__WRITTEN TASK__.
Give every line of the data again, unchanged, but with no pictures.

__RECORD LIST__.
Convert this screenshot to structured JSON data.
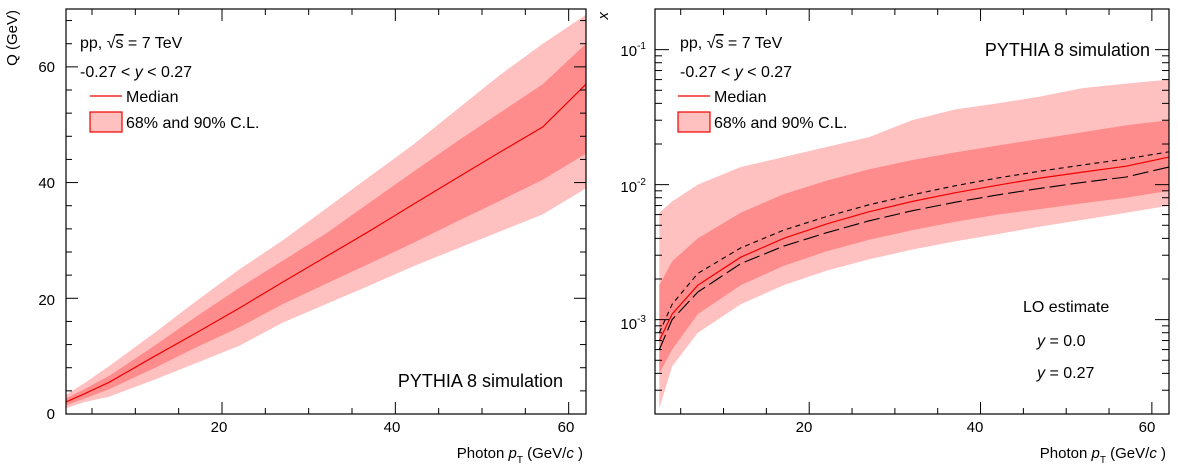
{
  "colors": {
    "band90": "#ffc0c0",
    "band68": "#ff8c8c",
    "median": "#ee0000",
    "lo": "#000000"
  },
  "chart_data": [
    {
      "type": "area",
      "xlabel_text": "Photon ",
      "xlabel_var": "p",
      "xlabel_sub": "T",
      "xlabel_unit_pre": " (GeV/",
      "xlabel_unit_var": "c",
      "xlabel_unit_post": " )",
      "ylabel": "Q (GeV)",
      "xlim": [
        2,
        62
      ],
      "ylim": [
        0,
        70
      ],
      "yscale": "linear",
      "xticks": [
        20,
        40,
        60
      ],
      "xtick_labels": [
        "20",
        "40",
        "60"
      ],
      "yticks": [
        0,
        20,
        40,
        60
      ],
      "ytick_labels": [
        "0",
        "20",
        "40",
        "60"
      ],
      "text_lines": {
        "energy_pre": "pp, ",
        "energy_sqrt": "√",
        "energy_s": "s",
        "energy_post": " = 7 TeV",
        "rapidity_pre": "-0.27 < ",
        "rapidity_var": "y",
        "rapidity_post": " < 0.27",
        "sim_label": "PYTHIA 8 simulation"
      },
      "legend": {
        "median": "Median",
        "bands": "68% and 90% C.L."
      },
      "x": [
        2,
        4,
        7,
        12,
        17,
        22,
        27,
        32,
        37,
        42,
        47,
        52,
        57,
        62
      ],
      "series": [
        {
          "name": "Median",
          "values": [
            2.1,
            3.4,
            5.5,
            9.8,
            14.0,
            18.3,
            22.8,
            27.2,
            31.6,
            36.2,
            40.7,
            45.2,
            49.6,
            57.0
          ]
        },
        {
          "name": "68% C.L. low",
          "values": [
            1.5,
            2.6,
            4.3,
            7.8,
            11.5,
            15.0,
            19.0,
            22.5,
            26.0,
            29.5,
            33.2,
            36.8,
            40.5,
            45.0
          ]
        },
        {
          "name": "68% C.L. high",
          "values": [
            2.7,
            4.2,
            6.6,
            11.6,
            16.8,
            21.8,
            26.5,
            31.2,
            36.5,
            41.8,
            47.0,
            52.0,
            57.0,
            64.0
          ]
        },
        {
          "name": "90% C.L. low",
          "values": [
            1.0,
            2.0,
            3.0,
            5.8,
            8.8,
            11.8,
            15.8,
            19.0,
            22.2,
            25.5,
            28.5,
            31.5,
            34.5,
            39.0
          ]
        },
        {
          "name": "90% C.L. high",
          "values": [
            3.3,
            5.2,
            8.3,
            13.8,
            19.5,
            25.0,
            30.0,
            35.5,
            41.0,
            46.5,
            52.5,
            58.5,
            64.0,
            69.0
          ]
        }
      ]
    },
    {
      "type": "area",
      "xlabel_text": "Photon ",
      "xlabel_var": "p",
      "xlabel_sub": "T",
      "xlabel_unit_pre": " (GeV/",
      "xlabel_unit_var": "c",
      "xlabel_unit_post": " )",
      "ylabel": "x",
      "xlim": [
        2,
        62
      ],
      "ylim": [
        0.0002,
        0.2
      ],
      "yscale": "log",
      "xticks": [
        20,
        40,
        60
      ],
      "xtick_labels": [
        "20",
        "40",
        "60"
      ],
      "yticks": [
        0.001,
        0.01,
        0.1
      ],
      "ytick_base": "10",
      "ytick_exps": [
        "-3",
        "-2",
        "-1"
      ],
      "text_lines": {
        "energy_pre": "pp, ",
        "energy_sqrt": "√",
        "energy_s": "s",
        "energy_post": " = 7 TeV",
        "rapidity_pre": "-0.27 < ",
        "rapidity_var": "y",
        "rapidity_post": " < 0.27",
        "sim_label": "PYTHIA 8 simulation"
      },
      "legend": {
        "median": "Median",
        "bands": "68% and 90% C.L.",
        "lo_title": "LO estimate",
        "lo1_var": "y",
        "lo1_post": " = 0.0",
        "lo2_var": "y",
        "lo2_post": " = 0.27"
      },
      "x": [
        2.5,
        4,
        7,
        12,
        17,
        22,
        27,
        32,
        37,
        42,
        47,
        52,
        57,
        62
      ],
      "series": [
        {
          "name": "Median",
          "values": [
            0.0007,
            0.0011,
            0.0018,
            0.0029,
            0.004,
            0.0051,
            0.0063,
            0.0075,
            0.0087,
            0.0099,
            0.0112,
            0.0124,
            0.0137,
            0.016
          ]
        },
        {
          "name": "68% C.L. low",
          "values": [
            0.0004,
            0.0006,
            0.0011,
            0.0018,
            0.0025,
            0.0032,
            0.0039,
            0.0046,
            0.0053,
            0.006,
            0.0066,
            0.0073,
            0.008,
            0.009
          ]
        },
        {
          "name": "68% C.L. high",
          "values": [
            0.0018,
            0.0027,
            0.004,
            0.0062,
            0.0085,
            0.0107,
            0.013,
            0.0152,
            0.0173,
            0.0195,
            0.0218,
            0.0245,
            0.0275,
            0.03
          ]
        },
        {
          "name": "90% C.L. low",
          "values": [
            0.00022,
            0.00045,
            0.0008,
            0.0013,
            0.0018,
            0.0023,
            0.0028,
            0.0033,
            0.0038,
            0.0043,
            0.0049,
            0.0055,
            0.0062,
            0.007
          ]
        },
        {
          "name": "90% C.L. high",
          "values": [
            0.0062,
            0.0075,
            0.01,
            0.0135,
            0.016,
            0.019,
            0.0225,
            0.03,
            0.036,
            0.04,
            0.045,
            0.052,
            0.056,
            0.06
          ]
        },
        {
          "name": "y = 0.0",
          "values": [
            0.0008,
            0.0013,
            0.0022,
            0.0034,
            0.0046,
            0.0058,
            0.0071,
            0.0084,
            0.0098,
            0.0112,
            0.0126,
            0.014,
            0.0155,
            0.0175
          ]
        },
        {
          "name": "y = 0.27",
          "values": [
            0.0006,
            0.001,
            0.0016,
            0.0026,
            0.0035,
            0.0044,
            0.0054,
            0.0064,
            0.0074,
            0.0084,
            0.0094,
            0.0104,
            0.0114,
            0.0135
          ]
        }
      ]
    }
  ]
}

__ANSWER__.
Convert this screenshot to structured JSON data.
{
  "colors": {
    "band90": "#ffc0c0",
    "band68": "#ff8c8c",
    "median": "#ee0000",
    "lo": "#000000"
  },
  "chart_data": [
    {
      "type": "area",
      "xlabel_text": "Photon ",
      "xlabel_var": "p",
      "xlabel_sub": "T",
      "xlabel_unit_pre": " (GeV/",
      "xlabel_unit_var": "c",
      "xlabel_unit_post": " )",
      "ylabel": "Q (GeV)",
      "xlim": [
        2,
        62
      ],
      "ylim": [
        0,
        70
      ],
      "yscale": "linear",
      "xticks": [
        20,
        40,
        60
      ],
      "xtick_labels": [
        "20",
        "40",
        "60"
      ],
      "yticks": [
        0,
        20,
        40,
        60
      ],
      "ytick_labels": [
        "0",
        "20",
        "40",
        "60"
      ],
      "text_lines": {
        "energy_pre": "pp, ",
        "energy_sqrt": "√",
        "energy_s": "s",
        "energy_post": " = 7 TeV",
        "rapidity_pre": "-0.27 < ",
        "rapidity_var": "y",
        "rapidity_post": " < 0.27",
        "sim_label": "PYTHIA 8 simulation"
      },
      "legend": {
        "median": "Median",
        "bands": "68% and 90% C.L."
      },
      "x": [
        2,
        4,
        7,
        12,
        17,
        22,
        27,
        32,
        37,
        42,
        47,
        52,
        57,
        62
      ],
      "series": [
        {
          "name": "Median",
          "values": [
            2.1,
            3.4,
            5.5,
            9.8,
            14.0,
            18.3,
            22.8,
            27.2,
            31.6,
            36.2,
            40.7,
            45.2,
            49.6,
            57.0
          ]
        },
        {
          "name": "68% C.L. low",
          "values": [
            1.5,
            2.6,
            4.3,
            7.8,
            11.5,
            15.0,
            19.0,
            22.5,
            26.0,
            29.5,
            33.2,
            36.8,
            40.5,
            45.0
          ]
        },
        {
          "name": "68% C.L. high",
          "values": [
            2.7,
            4.2,
            6.6,
            11.6,
            16.8,
            21.8,
            26.5,
            31.2,
            36.5,
            41.8,
            47.0,
            52.0,
            57.0,
            64.0
          ]
        },
        {
          "name": "90% C.L. low",
          "values": [
            1.0,
            2.0,
            3.0,
            5.8,
            8.8,
            11.8,
            15.8,
            19.0,
            22.2,
            25.5,
            28.5,
            31.5,
            34.5,
            39.0
          ]
        },
        {
          "name": "90% C.L. high",
          "values": [
            3.3,
            5.2,
            8.3,
            13.8,
            19.5,
            25.0,
            30.0,
            35.5,
            41.0,
            46.5,
            52.5,
            58.5,
            64.0,
            69.0
          ]
        }
      ]
    },
    {
      "type": "area",
      "xlabel_text": "Photon ",
      "xlabel_var": "p",
      "xlabel_sub": "T",
      "xlabel_unit_pre": " (GeV/",
      "xlabel_unit_var": "c",
      "xlabel_unit_post": " )",
      "ylabel": "x",
      "xlim": [
        2,
        62
      ],
      "ylim": [
        0.0002,
        0.2
      ],
      "yscale": "log",
      "xticks": [
        20,
        40,
        60
      ],
      "xtick_labels": [
        "20",
        "40",
        "60"
      ],
      "yticks": [
        0.001,
        0.01,
        0.1
      ],
      "ytick_base": "10",
      "ytick_exps": [
        "-3",
        "-2",
        "-1"
      ],
      "text_lines": {
        "energy_pre": "pp, ",
        "energy_sqrt": "√",
        "energy_s": "s",
        "energy_post": " = 7 TeV",
        "rapidity_pre": "-0.27 < ",
        "rapidity_var": "y",
        "rapidity_post": " < 0.27",
        "sim_label": "PYTHIA 8 simulation"
      },
      "legend": {
        "median": "Median",
        "bands": "68% and 90% C.L.",
        "lo_title": "LO estimate",
        "lo1_var": "y",
        "lo1_post": " = 0.0",
        "lo2_var": "y",
        "lo2_post": " = 0.27"
      },
      "x": [
        2.5,
        4,
        7,
        12,
        17,
        22,
        27,
        32,
        37,
        42,
        47,
        52,
        57,
        62
      ],
      "series": [
        {
          "name": "Median",
          "values": [
            0.0007,
            0.0011,
            0.0018,
            0.0029,
            0.004,
            0.0051,
            0.0063,
            0.0075,
            0.0087,
            0.0099,
            0.0112,
            0.0124,
            0.0137,
            0.016
          ]
        },
        {
          "name": "68% C.L. low",
          "values": [
            0.0004,
            0.0006,
            0.0011,
            0.0018,
            0.0025,
            0.0032,
            0.0039,
            0.0046,
            0.0053,
            0.006,
            0.0066,
            0.0073,
            0.008,
            0.009
          ]
        },
        {
          "name": "68% C.L. high",
          "values": [
            0.0018,
            0.0027,
            0.004,
            0.0062,
            0.0085,
            0.0107,
            0.013,
            0.0152,
            0.0173,
            0.0195,
            0.0218,
            0.0245,
            0.0275,
            0.03
          ]
        },
        {
          "name": "90% C.L. low",
          "values": [
            0.00022,
            0.00045,
            0.0008,
            0.0013,
            0.0018,
            0.0023,
            0.0028,
            0.0033,
            0.0038,
            0.0043,
            0.0049,
            0.0055,
            0.0062,
            0.007
          ]
        },
        {
          "name": "90% C.L. high",
          "values": [
            0.0062,
            0.0075,
            0.01,
            0.0135,
            0.016,
            0.019,
            0.0225,
            0.03,
            0.036,
            0.04,
            0.045,
            0.052,
            0.056,
            0.06
          ]
        },
        {
          "name": "y = 0.0",
          "values": [
            0.0008,
            0.0013,
            0.0022,
            0.0034,
            0.0046,
            0.0058,
            0.0071,
            0.0084,
            0.0098,
            0.0112,
            0.0126,
            0.014,
            0.0155,
            0.0175
          ]
        },
        {
          "name": "y = 0.27",
          "values": [
            0.0006,
            0.001,
            0.0016,
            0.0026,
            0.0035,
            0.0044,
            0.0054,
            0.0064,
            0.0074,
            0.0084,
            0.0094,
            0.0104,
            0.0114,
            0.0135
          ]
        }
      ]
    }
  ]
}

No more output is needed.